- [Aim] Read the lines below and count those that have the word "Article". Respond with the number only.

Dataset records:
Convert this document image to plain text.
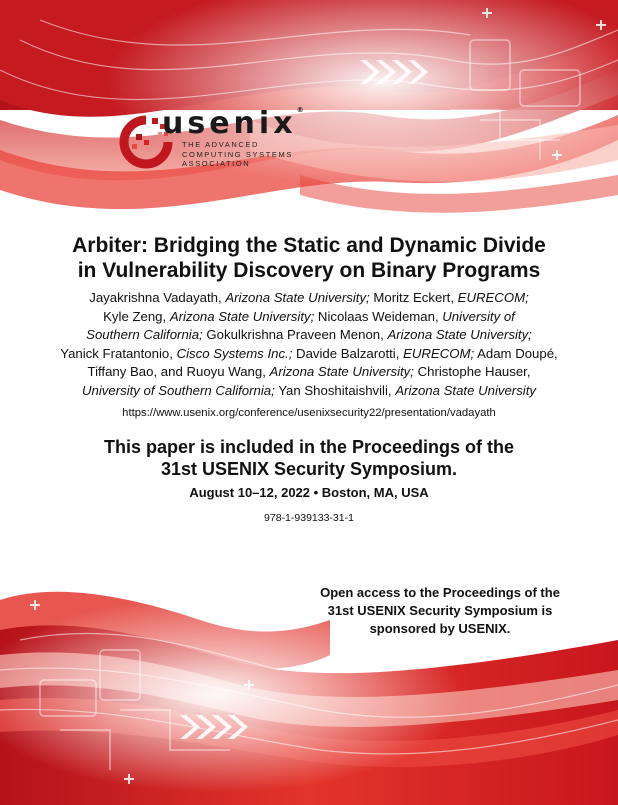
usenix®
THE ADVANCED
COMPUTING SYSTEMS
ASSOCIATION
Arbiter: Bridging the Static and Dynamic Divide
in Vulnerability Discovery on Binary Programs
Jayakrishna Vadayath, Arizona State University; Moritz Eckert, EURECOM;
Kyle Zeng, Arizona State University; Nicolaas Weideman, University of
Southern California; Gokulkrishna Praveen Menon, Arizona State University;
Yanick Fratantonio, Cisco Systems Inc.; Davide Balzarotti, EURECOM; Adam Doupé,
Tiffany Bao, and Ruoyu Wang, Arizona State University; Christophe Hauser,
University of Southern California; Yan Shoshitaishvili, Arizona State University
https://www.usenix.org/conference/usenixsecurity22/presentation/vadayath
This paper is included in the Proceedings of the
31st USENIX Security Symposium.
August 10–12, 2022 • Boston, MA, USA
978-1-939133-31-1
Open access to the Proceedings of the
31st USENIX Security Symposium is
sponsored by USENIX.
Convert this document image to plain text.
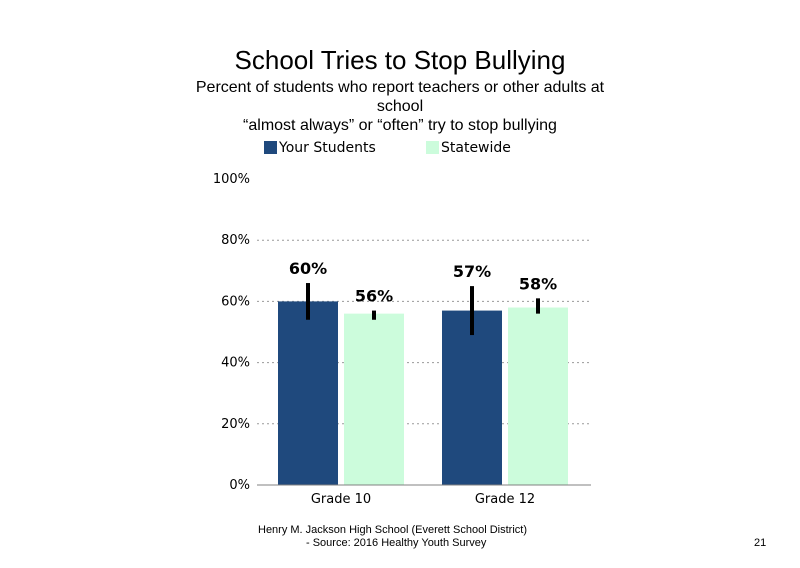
School Tries to Stop Bullying
Percent of students who report teachers or other adults at school
“almost always” or “often” try to stop bullying
Your Students	Statewide
0%
20%
40%
60%
80%
100%
60%	57%
56%
58%
Grade 10	Grade 12
Henry M. Jackson High School (Everett School District)
- Source: 2016 Healthy Youth Survey	21
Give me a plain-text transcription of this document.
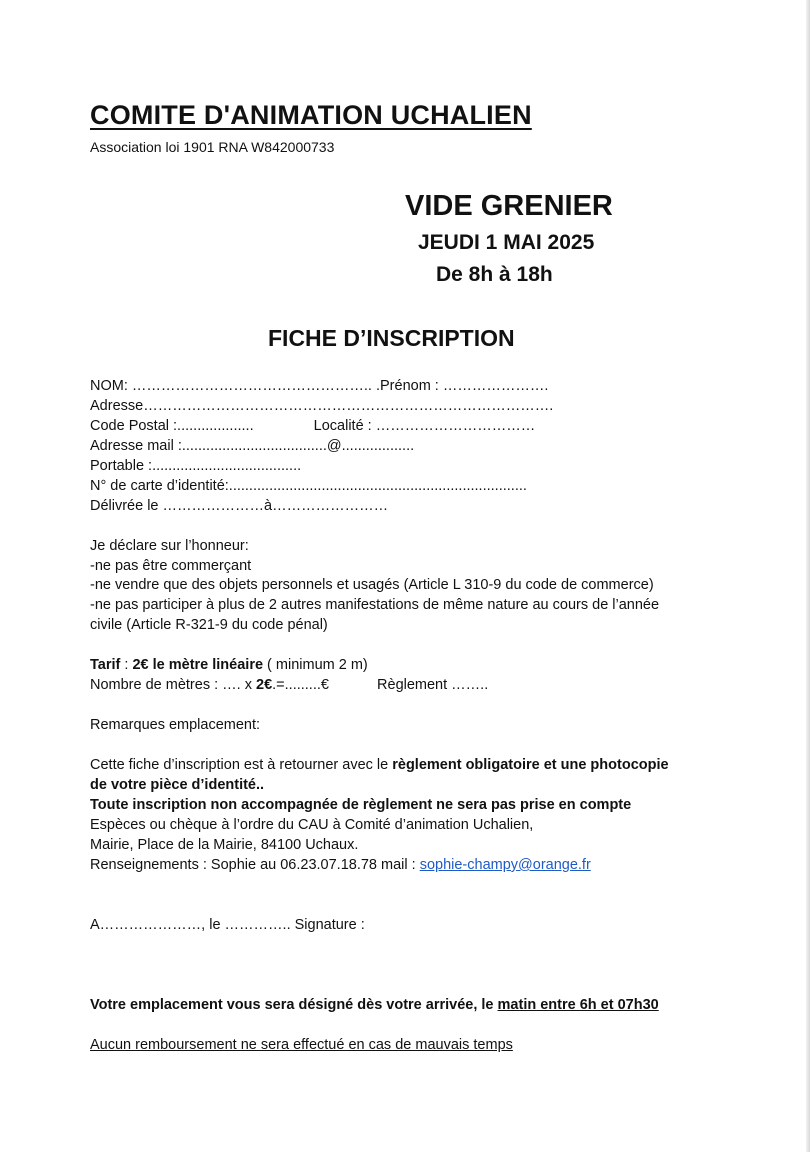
COMITE D'ANIMATION UCHALIEN
Association loi 1901 RNA W842000733
VIDE GRENIER
JEUDI 1 MAI 2025
De 8h à 18h
FICHE D’INSCRIPTION
NOM: ………………………………………….. .Prénom : ………………….
Adresse………………………………………………………………………….
Code Postal :...................	Localité : ……………………………
Adresse mail :....................................@..................
Portable :.....................................
N° de carte d’identité:..........................................................................
Délivrée le …………………à……………………
Je déclare sur l’honneur:
-ne pas être commerçant
-ne vendre que des objets personnels et usagés (Article L 310-9 du code de commerce)
-ne pas participer à plus de 2 autres manifestations de même nature au cours de l’année
civile (Article R-321-9 du code pénal)
Tarif : 2€ le mètre linéaire ( minimum 2 m)
Nombre de mètres : …. x 2€.=.........€	Règlement ……..
Remarques emplacement:
Cette fiche d’inscription est à retourner avec le règlement obligatoire et une photocopie
de votre pièce d’identité..
Toute inscription non accompagnée de règlement ne sera pas prise en compte
Espèces ou chèque à l’ordre du CAU à Comité d’animation Uchalien,
Mairie, Place de la Mairie, 84100 Uchaux.
Renseignements : Sophie au 06.23.07.18.78 mail : sophie-champy@orange.fr
A…………………, le ………….. Signature :
Votre emplacement vous sera désigné dès votre arrivée, le matin entre 6h et 07h30
Aucun remboursement ne sera effectué en cas de mauvais temps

- [Output of the task] 2